Extracted records

◇ ◇ ◇

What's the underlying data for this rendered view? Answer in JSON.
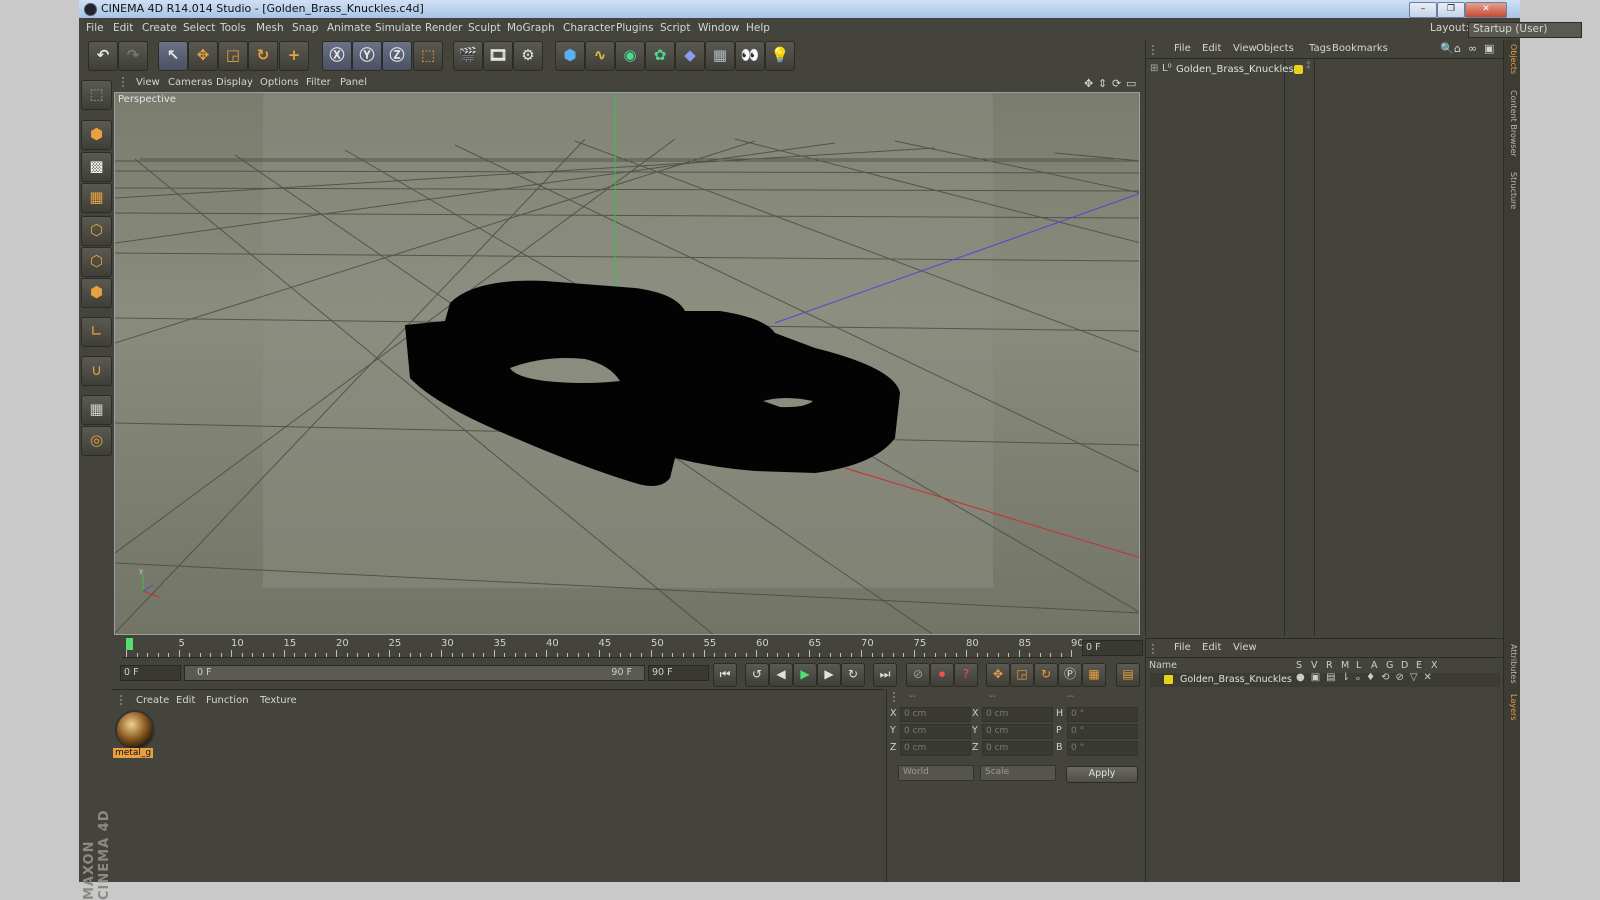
{
  "window": {
    "title": "CINEMA 4D R14.014 Studio - [Golden_Brass_Knuckles.c4d]",
    "controls": [
      "–",
      "❐",
      "✕"
    ]
  },
  "menu": {
    "items": [
      "File",
      "Edit",
      "Create",
      "Select",
      "Tools",
      "Mesh",
      "Snap",
      "Animate",
      "Simulate",
      "Render",
      "Sculpt",
      "MoGraph",
      "Character",
      "Plugins",
      "Script",
      "Window",
      "Help"
    ],
    "layout_label": "Layout:",
    "layout_value": "Startup (User)"
  },
  "viewport": {
    "menu": [
      "View",
      "Cameras",
      "Display",
      "Options",
      "Filter",
      "Panel"
    ],
    "label": "Perspective"
  },
  "timeline": {
    "ticks": [
      "0",
      "5",
      "10",
      "15",
      "20",
      "25",
      "30",
      "35",
      "40",
      "45",
      "50",
      "55",
      "60",
      "65",
      "70",
      "75",
      "80",
      "85",
      "90"
    ],
    "current_frame": "0 F",
    "start_field": "0 F",
    "range_start": "0 F",
    "range_end": "90 F",
    "end_field": "90 F"
  },
  "materials": {
    "menu": [
      "Create",
      "Edit",
      "Function",
      "Texture"
    ],
    "items": [
      {
        "name": "metal_g"
      }
    ]
  },
  "coordinates": {
    "headers": [
      "--",
      "--",
      "--"
    ],
    "rows": [
      {
        "a": "X",
        "av": "0 cm",
        "b": "X",
        "bv": "0 cm",
        "c": "H",
        "cv": "0 °"
      },
      {
        "a": "Y",
        "av": "0 cm",
        "b": "Y",
        "bv": "0 cm",
        "c": "P",
        "cv": "0 °"
      },
      {
        "a": "Z",
        "av": "0 cm",
        "b": "Z",
        "bv": "0 cm",
        "c": "B",
        "cv": "0 °"
      }
    ],
    "mode": "World",
    "scale": "Scale",
    "apply": "Apply"
  },
  "object_manager": {
    "menu": [
      "File",
      "Edit",
      "View",
      "Objects",
      "Tags",
      "Bookmarks"
    ],
    "objects": [
      {
        "name": "Golden_Brass_Knuckles",
        "color": "#e8d21a"
      }
    ]
  },
  "layer_manager": {
    "menu": [
      "File",
      "Edit",
      "View"
    ],
    "name_header": "Name",
    "flags": [
      "S",
      "V",
      "R",
      "M",
      "L",
      "A",
      "G",
      "D",
      "E",
      "X"
    ],
    "layers": [
      {
        "name": "Golden_Brass_Knuckles",
        "color": "#e8d21a"
      }
    ]
  },
  "side_tabs": [
    "Objects",
    "Content Browser",
    "Structure",
    "Attributes",
    "Layers"
  ],
  "brand": "MAXON CINEMA 4D",
  "colors": {
    "accent_orange": "#e8a040",
    "object_yellow": "#e8d21a",
    "panel_bg": "#44443c",
    "viewport_bg": "#6e6f62"
  }
}
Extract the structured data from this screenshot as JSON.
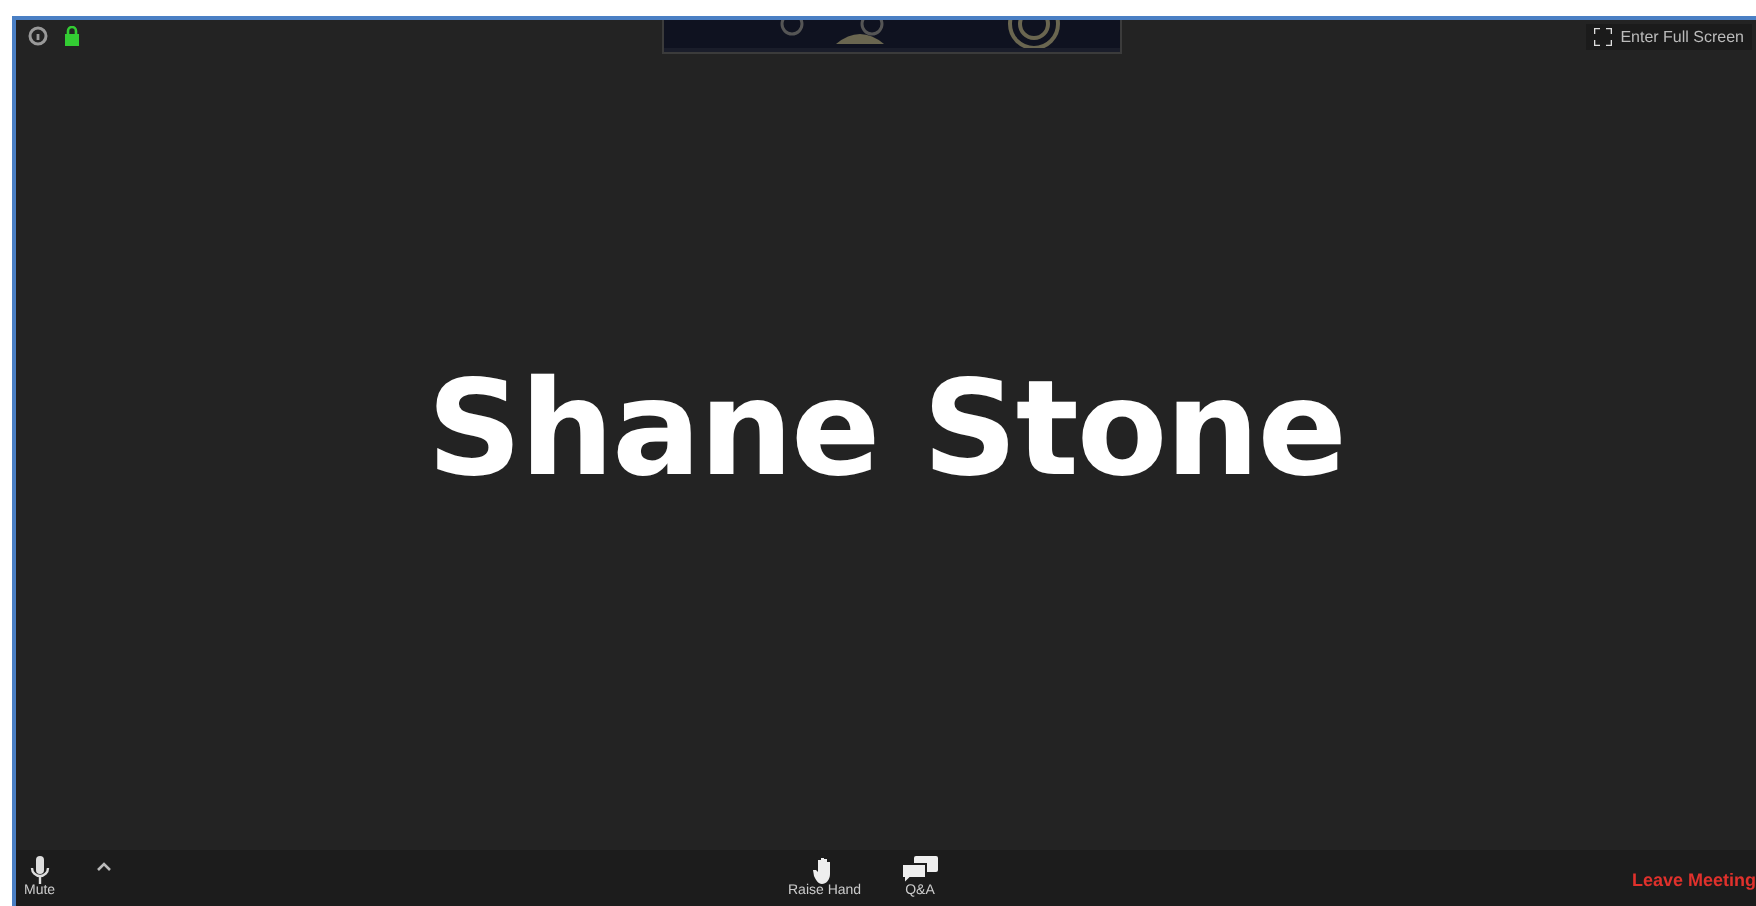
{
  "header": {
    "fullscreen_button": "Enter Full Screen"
  },
  "participant": {
    "name": "Shane Stone"
  },
  "toolbar": {
    "items": [
      {
        "kind": "mute",
        "label": "Mute"
      },
      {
        "kind": "hand",
        "label": "Raise Hand"
      },
      {
        "kind": "qa",
        "label": "Q&A"
      }
    ],
    "leave_button": "Leave Meeting"
  }
}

◇ ◇ ◇

● **Aim**
Reproduce the data above in full, exactly as it is, with the pictures left out.

● **Output for this exercise**
What's the underlying data for this rendered view? Answer in JSON.
{
  "window": {
    "title": "CINEMA 4D R14.014 Studio - [Golden_Brass_Knuckles.c4d]",
    "controls": [
      "–",
      "❐",
      "✕"
    ]
  },
  "menu": {
    "items": [
      "File",
      "Edit",
      "Create",
      "Select",
      "Tools",
      "Mesh",
      "Snap",
      "Animate",
      "Simulate",
      "Render",
      "Sculpt",
      "MoGraph",
      "Character",
      "Plugins",
      "Script",
      "Window",
      "Help"
    ],
    "layout_label": "Layout:",
    "layout_value": "Startup (User)"
  },
  "viewport": {
    "menu": [
      "View",
      "Cameras",
      "Display",
      "Options",
      "Filter",
      "Panel"
    ],
    "label": "Perspective"
  },
  "timeline": {
    "ticks": [
      "0",
      "5",
      "10",
      "15",
      "20",
      "25",
      "30",
      "35",
      "40",
      "45",
      "50",
      "55",
      "60",
      "65",
      "70",
      "75",
      "80",
      "85",
      "90"
    ],
    "current_frame": "0 F",
    "start_field": "0 F",
    "range_start": "0 F",
    "range_end": "90 F",
    "end_field": "90 F"
  },
  "materials": {
    "menu": [
      "Create",
      "Edit",
      "Function",
      "Texture"
    ],
    "items": [
      {
        "name": "metal_g"
      }
    ]
  },
  "coordinates": {
    "headers": [
      "--",
      "--",
      "--"
    ],
    "rows": [
      {
        "a": "X",
        "av": "0 cm",
        "b": "X",
        "bv": "0 cm",
        "c": "H",
        "cv": "0 °"
      },
      {
        "a": "Y",
        "av": "0 cm",
        "b": "Y",
        "bv": "0 cm",
        "c": "P",
        "cv": "0 °"
      },
      {
        "a": "Z",
        "av": "0 cm",
        "b": "Z",
        "bv": "0 cm",
        "c": "B",
        "cv": "0 °"
      }
    ],
    "mode": "World",
    "scale": "Scale",
    "apply": "Apply"
  },
  "object_manager": {
    "menu": [
      "File",
      "Edit",
      "View",
      "Objects",
      "Tags",
      "Bookmarks"
    ],
    "objects": [
      {
        "name": "Golden_Brass_Knuckles",
        "color": "#e8d21a"
      }
    ]
  },
  "layer_manager": {
    "menu": [
      "File",
      "Edit",
      "View"
    ],
    "name_header": "Name",
    "flags": [
      "S",
      "V",
      "R",
      "M",
      "L",
      "A",
      "G",
      "D",
      "E",
      "X"
    ],
    "layers": [
      {
        "name": "Golden_Brass_Knuckles",
        "color": "#e8d21a"
      }
    ]
  },
  "side_tabs": [
    "Objects",
    "Content Browser",
    "Structure",
    "Attributes",
    "Layers"
  ],
  "brand": "MAXON CINEMA 4D",
  "colors": {
    "accent_orange": "#e8a040",
    "object_yellow": "#e8d21a",
    "panel_bg": "#44443c",
    "viewport_bg": "#6e6f62"
  }
}
Extract the structured data from this screenshot as JSON.
{
  "header": {
    "fullscreen_button": "Enter Full Screen"
  },
  "participant": {
    "name": "Shane Stone"
  },
  "toolbar": {
    "items": [
      {
        "kind": "mute",
        "label": "Mute"
      },
      {
        "kind": "hand",
        "label": "Raise Hand"
      },
      {
        "kind": "qa",
        "label": "Q&A"
      }
    ],
    "leave_button": "Leave Meeting"
  }
}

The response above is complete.